▶ **GIVEN TASK**: Your task is to output all the records below, word for word.

▶ **RECORDS SHOWN**:
# # # # #
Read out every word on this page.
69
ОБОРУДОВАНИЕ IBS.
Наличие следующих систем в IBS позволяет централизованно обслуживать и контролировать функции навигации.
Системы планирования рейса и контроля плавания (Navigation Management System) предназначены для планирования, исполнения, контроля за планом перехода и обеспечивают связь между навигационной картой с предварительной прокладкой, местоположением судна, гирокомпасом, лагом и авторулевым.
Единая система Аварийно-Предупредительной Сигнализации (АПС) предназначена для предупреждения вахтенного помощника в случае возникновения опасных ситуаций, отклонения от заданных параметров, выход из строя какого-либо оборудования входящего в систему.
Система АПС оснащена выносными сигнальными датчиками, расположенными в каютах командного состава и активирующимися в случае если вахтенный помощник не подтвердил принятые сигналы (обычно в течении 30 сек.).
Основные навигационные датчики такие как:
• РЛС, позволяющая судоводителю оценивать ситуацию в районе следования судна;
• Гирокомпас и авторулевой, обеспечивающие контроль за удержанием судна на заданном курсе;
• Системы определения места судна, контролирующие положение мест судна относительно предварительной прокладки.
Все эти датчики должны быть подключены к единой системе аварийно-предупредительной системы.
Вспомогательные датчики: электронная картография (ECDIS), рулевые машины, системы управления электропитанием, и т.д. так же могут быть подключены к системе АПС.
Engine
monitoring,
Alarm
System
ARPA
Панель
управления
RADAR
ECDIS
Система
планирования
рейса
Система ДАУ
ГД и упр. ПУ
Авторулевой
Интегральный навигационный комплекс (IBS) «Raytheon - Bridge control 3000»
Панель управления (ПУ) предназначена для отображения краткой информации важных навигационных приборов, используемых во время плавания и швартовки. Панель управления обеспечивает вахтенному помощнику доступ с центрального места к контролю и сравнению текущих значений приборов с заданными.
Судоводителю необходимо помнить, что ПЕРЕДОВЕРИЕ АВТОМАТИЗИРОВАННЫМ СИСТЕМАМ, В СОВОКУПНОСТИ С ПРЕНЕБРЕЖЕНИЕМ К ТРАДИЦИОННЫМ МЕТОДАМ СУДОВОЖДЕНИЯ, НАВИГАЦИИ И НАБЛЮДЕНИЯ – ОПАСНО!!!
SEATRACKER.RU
# # # # #
▶ **WRITTEN REPLY**:
Read out every word on this page.
69
ОБОРУДОВАНИЕ IBS.
Наличие следующих систем в IBS позволяет централизованно обслуживать и контролировать функции навигации.
Системы планирования рейса и контроля плавания (Navigation Management System) предназначены для планирования, исполнения, контроля за планом перехода и обеспечивают связь между навигационной картой с предварительной прокладкой, местоположением судна, гирокомпасом, лагом и авторулевым.
Единая система Аварийно-Предупредительной Сигнализации (АПС) предназначена для предупреждения вахтенного помощника в случае возникновения опасных ситуаций, отклонения от заданных параметров, выход из строя какого-либо оборудования входящего в систему.
Система АПС оснащена выносными сигнальными датчиками, расположенными в каютах командного состава и активирующимися в случае если вахтенный помощник не подтвердил принятые сигналы (обычно в течении 30 сек.).
Основные навигационные датчики такие как:
• РЛС, позволяющая судоводителю оценивать ситуацию в районе следования судна;
• Гирокомпас и авторулевой, обеспечивающие контроль за удержанием судна на заданном курсе;
• Системы определения места судна, контролирующие положение мест судна относительно предварительной прокладки.
Все эти датчики должны быть подключены к единой системе аварийно-предупредительной системы.
Вспомогательные датчики: электронная картография (ECDIS), рулевые машины, системы управления электропитанием, и т.д. так же могут быть подключены к системе АПС.
Engine
monitoring,
Alarm
System
ARPA
Панель
управления
RADAR
ECDIS
Система
планирования
рейса
Система ДАУ
ГД и упр. ПУ
Авторулевой
Интегральный навигационный комплекс (IBS) «Raytheon - Bridge control 3000»
Панель управления (ПУ) предназначена для отображения краткой информации важных навигационных приборов, используемых во время плавания и швартовки. Панель управления обеспечивает вахтенному помощнику доступ с центрального места к контролю и сравнению текущих значений приборов с заданными.
Судоводителю необходимо помнить, что ПЕРЕДОВЕРИЕ АВТОМАТИЗИРОВАННЫМ СИСТЕМАМ, В СОВОКУПНОСТИ С ПРЕНЕБРЕЖЕНИЕМ К ТРАДИЦИОННЫМ МЕТОДАМ СУДОВОЖДЕНИЯ, НАВИГАЦИИ И НАБЛЮДЕНИЯ – ОПАСНО!!!
SEATRACKER.RU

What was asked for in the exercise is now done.